* **EXTRACTED ENTRIES**:
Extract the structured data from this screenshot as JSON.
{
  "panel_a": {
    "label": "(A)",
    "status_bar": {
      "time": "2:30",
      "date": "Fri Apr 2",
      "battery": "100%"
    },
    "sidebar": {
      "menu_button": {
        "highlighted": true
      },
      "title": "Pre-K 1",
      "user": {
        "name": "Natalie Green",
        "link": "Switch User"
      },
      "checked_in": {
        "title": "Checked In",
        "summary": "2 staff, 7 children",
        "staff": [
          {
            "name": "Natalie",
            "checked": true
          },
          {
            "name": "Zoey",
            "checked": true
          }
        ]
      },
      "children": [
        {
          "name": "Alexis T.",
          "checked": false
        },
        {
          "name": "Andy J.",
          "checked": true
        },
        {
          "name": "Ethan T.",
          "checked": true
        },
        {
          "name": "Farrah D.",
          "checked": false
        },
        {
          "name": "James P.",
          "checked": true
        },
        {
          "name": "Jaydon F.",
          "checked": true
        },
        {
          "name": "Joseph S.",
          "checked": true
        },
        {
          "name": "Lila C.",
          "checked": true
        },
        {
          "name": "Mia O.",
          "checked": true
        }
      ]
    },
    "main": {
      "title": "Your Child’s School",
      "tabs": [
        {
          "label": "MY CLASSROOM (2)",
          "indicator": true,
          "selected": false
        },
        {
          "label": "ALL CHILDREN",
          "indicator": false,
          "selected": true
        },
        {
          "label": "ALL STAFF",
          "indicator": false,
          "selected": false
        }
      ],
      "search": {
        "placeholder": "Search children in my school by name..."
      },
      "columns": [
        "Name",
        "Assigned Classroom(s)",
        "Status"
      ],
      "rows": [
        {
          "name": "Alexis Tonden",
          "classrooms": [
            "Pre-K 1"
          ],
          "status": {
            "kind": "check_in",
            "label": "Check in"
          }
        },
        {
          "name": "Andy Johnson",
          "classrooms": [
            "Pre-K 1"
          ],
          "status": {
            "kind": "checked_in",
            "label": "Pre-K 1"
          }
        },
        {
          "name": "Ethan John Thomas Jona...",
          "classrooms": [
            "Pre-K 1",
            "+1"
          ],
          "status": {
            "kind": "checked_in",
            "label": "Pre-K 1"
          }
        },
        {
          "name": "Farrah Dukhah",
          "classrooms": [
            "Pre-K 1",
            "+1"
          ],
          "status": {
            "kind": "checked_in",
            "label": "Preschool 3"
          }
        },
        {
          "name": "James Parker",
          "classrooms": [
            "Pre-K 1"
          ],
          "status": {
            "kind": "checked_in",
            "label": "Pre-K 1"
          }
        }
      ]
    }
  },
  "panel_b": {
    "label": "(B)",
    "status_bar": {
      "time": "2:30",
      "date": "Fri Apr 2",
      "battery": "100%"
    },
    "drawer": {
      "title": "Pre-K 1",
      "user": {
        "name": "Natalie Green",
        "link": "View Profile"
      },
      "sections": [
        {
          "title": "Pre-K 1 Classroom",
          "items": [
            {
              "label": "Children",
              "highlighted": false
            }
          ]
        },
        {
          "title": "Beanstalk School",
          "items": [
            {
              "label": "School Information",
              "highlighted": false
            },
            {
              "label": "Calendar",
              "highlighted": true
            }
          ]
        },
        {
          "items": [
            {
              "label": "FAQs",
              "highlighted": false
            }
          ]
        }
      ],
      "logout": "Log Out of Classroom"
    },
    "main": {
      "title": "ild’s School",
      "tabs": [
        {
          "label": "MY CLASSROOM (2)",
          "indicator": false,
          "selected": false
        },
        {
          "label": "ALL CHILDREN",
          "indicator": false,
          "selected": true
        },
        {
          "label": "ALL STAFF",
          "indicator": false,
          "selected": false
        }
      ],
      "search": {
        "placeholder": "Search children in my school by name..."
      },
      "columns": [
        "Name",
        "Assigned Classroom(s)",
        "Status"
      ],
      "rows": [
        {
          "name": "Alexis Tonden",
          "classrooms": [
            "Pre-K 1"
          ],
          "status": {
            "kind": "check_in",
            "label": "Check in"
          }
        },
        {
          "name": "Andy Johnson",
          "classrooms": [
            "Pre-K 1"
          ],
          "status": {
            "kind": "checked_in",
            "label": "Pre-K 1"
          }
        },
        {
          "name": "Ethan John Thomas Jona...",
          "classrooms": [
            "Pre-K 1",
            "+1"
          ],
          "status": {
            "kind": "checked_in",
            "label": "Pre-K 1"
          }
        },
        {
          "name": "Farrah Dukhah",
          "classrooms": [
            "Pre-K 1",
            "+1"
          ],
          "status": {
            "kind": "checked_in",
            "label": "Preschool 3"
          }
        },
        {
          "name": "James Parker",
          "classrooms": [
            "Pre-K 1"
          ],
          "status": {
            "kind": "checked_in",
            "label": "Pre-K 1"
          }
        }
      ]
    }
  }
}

* **GIVEN PROBLEM**:
Please repeat the listing above in full and exactly.

* **RESULT OF THE EXERCISE**:
Extract the structured data from this screenshot as JSON.
{
  "panel_a": {
    "label": "(A)",
    "status_bar": {
      "time": "2:30",
      "date": "Fri Apr 2",
      "battery": "100%"
    },
    "sidebar": {
      "menu_button": {
        "highlighted": true
      },
      "title": "Pre-K 1",
      "user": {
        "name": "Natalie Green",
        "link": "Switch User"
      },
      "checked_in": {
        "title": "Checked In",
        "summary": "2 staff, 7 children",
        "staff": [
          {
            "name": "Natalie",
            "checked": true
          },
          {
            "name": "Zoey",
            "checked": true
          }
        ]
      },
      "children": [
        {
          "name": "Alexis T.",
          "checked": false
        },
        {
          "name": "Andy J.",
          "checked": true
        },
        {
          "name": "Ethan T.",
          "checked": true
        },
        {
          "name": "Farrah D.",
          "checked": false
        },
        {
          "name": "James P.",
          "checked": true
        },
        {
          "name": "Jaydon F.",
          "checked": true
        },
        {
          "name": "Joseph S.",
          "checked": true
        },
        {
          "name": "Lila C.",
          "checked": true
        },
        {
          "name": "Mia O.",
          "checked": true
        }
      ]
    },
    "main": {
      "title": "Your Child’s School",
      "tabs": [
        {
          "label": "MY CLASSROOM (2)",
          "indicator": true,
          "selected": false
        },
        {
          "label": "ALL CHILDREN",
          "indicator": false,
          "selected": true
        },
        {
          "label": "ALL STAFF",
          "indicator": false,
          "selected": false
        }
      ],
      "search": {
        "placeholder": "Search children in my school by name..."
      },
      "columns": [
        "Name",
        "Assigned Classroom(s)",
        "Status"
      ],
      "rows": [
        {
          "name": "Alexis Tonden",
          "classrooms": [
            "Pre-K 1"
          ],
          "status": {
            "kind": "check_in",
            "label": "Check in"
          }
        },
        {
          "name": "Andy Johnson",
          "classrooms": [
            "Pre-K 1"
          ],
          "status": {
            "kind": "checked_in",
            "label": "Pre-K 1"
          }
        },
        {
          "name": "Ethan John Thomas Jona...",
          "classrooms": [
            "Pre-K 1",
            "+1"
          ],
          "status": {
            "kind": "checked_in",
            "label": "Pre-K 1"
          }
        },
        {
          "name": "Farrah Dukhah",
          "classrooms": [
            "Pre-K 1",
            "+1"
          ],
          "status": {
            "kind": "checked_in",
            "label": "Preschool 3"
          }
        },
        {
          "name": "James Parker",
          "classrooms": [
            "Pre-K 1"
          ],
          "status": {
            "kind": "checked_in",
            "label": "Pre-K 1"
          }
        }
      ]
    }
  },
  "panel_b": {
    "label": "(B)",
    "status_bar": {
      "time": "2:30",
      "date": "Fri Apr 2",
      "battery": "100%"
    },
    "drawer": {
      "title": "Pre-K 1",
      "user": {
        "name": "Natalie Green",
        "link": "View Profile"
      },
      "sections": [
        {
          "title": "Pre-K 1 Classroom",
          "items": [
            {
              "label": "Children",
              "highlighted": false
            }
          ]
        },
        {
          "title": "Beanstalk School",
          "items": [
            {
              "label": "School Information",
              "highlighted": false
            },
            {
              "label": "Calendar",
              "highlighted": true
            }
          ]
        },
        {
          "items": [
            {
              "label": "FAQs",
              "highlighted": false
            }
          ]
        }
      ],
      "logout": "Log Out of Classroom"
    },
    "main": {
      "title": "ild’s School",
      "tabs": [
        {
          "label": "MY CLASSROOM (2)",
          "indicator": false,
          "selected": false
        },
        {
          "label": "ALL CHILDREN",
          "indicator": false,
          "selected": true
        },
        {
          "label": "ALL STAFF",
          "indicator": false,
          "selected": false
        }
      ],
      "search": {
        "placeholder": "Search children in my school by name..."
      },
      "columns": [
        "Name",
        "Assigned Classroom(s)",
        "Status"
      ],
      "rows": [
        {
          "name": "Alexis Tonden",
          "classrooms": [
            "Pre-K 1"
          ],
          "status": {
            "kind": "check_in",
            "label": "Check in"
          }
        },
        {
          "name": "Andy Johnson",
          "classrooms": [
            "Pre-K 1"
          ],
          "status": {
            "kind": "checked_in",
            "label": "Pre-K 1"
          }
        },
        {
          "name": "Ethan John Thomas Jona...",
          "classrooms": [
            "Pre-K 1",
            "+1"
          ],
          "status": {
            "kind": "checked_in",
            "label": "Pre-K 1"
          }
        },
        {
          "name": "Farrah Dukhah",
          "classrooms": [
            "Pre-K 1",
            "+1"
          ],
          "status": {
            "kind": "checked_in",
            "label": "Preschool 3"
          }
        },
        {
          "name": "James Parker",
          "classrooms": [
            "Pre-K 1"
          ],
          "status": {
            "kind": "checked_in",
            "label": "Pre-K 1"
          }
        }
      ]
    }
  }
}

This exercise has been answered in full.